_INSTRUCTIONS FOR THE TASK_: Reproduce all entries word for word.

_STORED ROWS_:
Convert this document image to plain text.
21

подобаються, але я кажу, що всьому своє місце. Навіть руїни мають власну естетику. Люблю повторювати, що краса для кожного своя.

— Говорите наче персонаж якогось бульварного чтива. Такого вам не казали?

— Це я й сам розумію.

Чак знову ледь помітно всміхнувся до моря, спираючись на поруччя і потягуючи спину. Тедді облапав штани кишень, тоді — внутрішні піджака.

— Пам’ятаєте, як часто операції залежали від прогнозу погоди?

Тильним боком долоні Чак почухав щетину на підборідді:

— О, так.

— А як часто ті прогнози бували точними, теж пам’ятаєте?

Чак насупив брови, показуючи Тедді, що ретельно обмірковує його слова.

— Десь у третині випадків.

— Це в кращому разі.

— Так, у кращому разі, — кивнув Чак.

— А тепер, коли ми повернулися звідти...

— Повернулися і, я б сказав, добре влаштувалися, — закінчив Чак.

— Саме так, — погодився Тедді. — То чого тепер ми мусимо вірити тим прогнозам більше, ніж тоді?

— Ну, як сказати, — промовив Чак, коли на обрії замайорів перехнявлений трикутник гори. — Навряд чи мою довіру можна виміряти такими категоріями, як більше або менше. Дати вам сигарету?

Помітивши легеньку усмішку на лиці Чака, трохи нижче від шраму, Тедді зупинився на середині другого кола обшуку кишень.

_EXERCISE RESPONSE_:
Convert this document image to plain text.
21

подобаються, але я кажу, що всьому своє місце. Навіть руїни мають власну естетику. Люблю повторювати, що краса для кожного своя.

— Говорите наче персонаж якогось бульварного чтива. Такого вам не казали?

— Це я й сам розумію.

Чак знову ледь помітно всміхнувся до моря, спираючись на поруччя і потягуючи спину. Тедді облапав штани кишень, тоді — внутрішні піджака.

— Пам’ятаєте, як часто операції залежали від прогнозу погоди?

Тильним боком долоні Чак почухав щетину на підборідді:

— О, так.

— А як часто ті прогнози бували точними, теж пам’ятаєте?

Чак насупив брови, показуючи Тедді, що ретельно обмірковує його слова.

— Десь у третині випадків.

— Це в кращому разі.

— Так, у кращому разі, — кивнув Чак.

— А тепер, коли ми повернулися звідти...

— Повернулися і, я б сказав, добре влаштувалися, — закінчив Чак.

— Саме так, — погодився Тедді. — То чого тепер ми мусимо вірити тим прогнозам більше, ніж тоді?

— Ну, як сказати, — промовив Чак, коли на обрії замайорів перехнявлений трикутник гори. — Навряд чи мою довіру можна виміряти такими категоріями, як більше або менше. Дати вам сигарету?

Помітивши легеньку усмішку на лиці Чака, трохи нижче від шраму, Тедді зупинився на середині другого кола обшуку кишень.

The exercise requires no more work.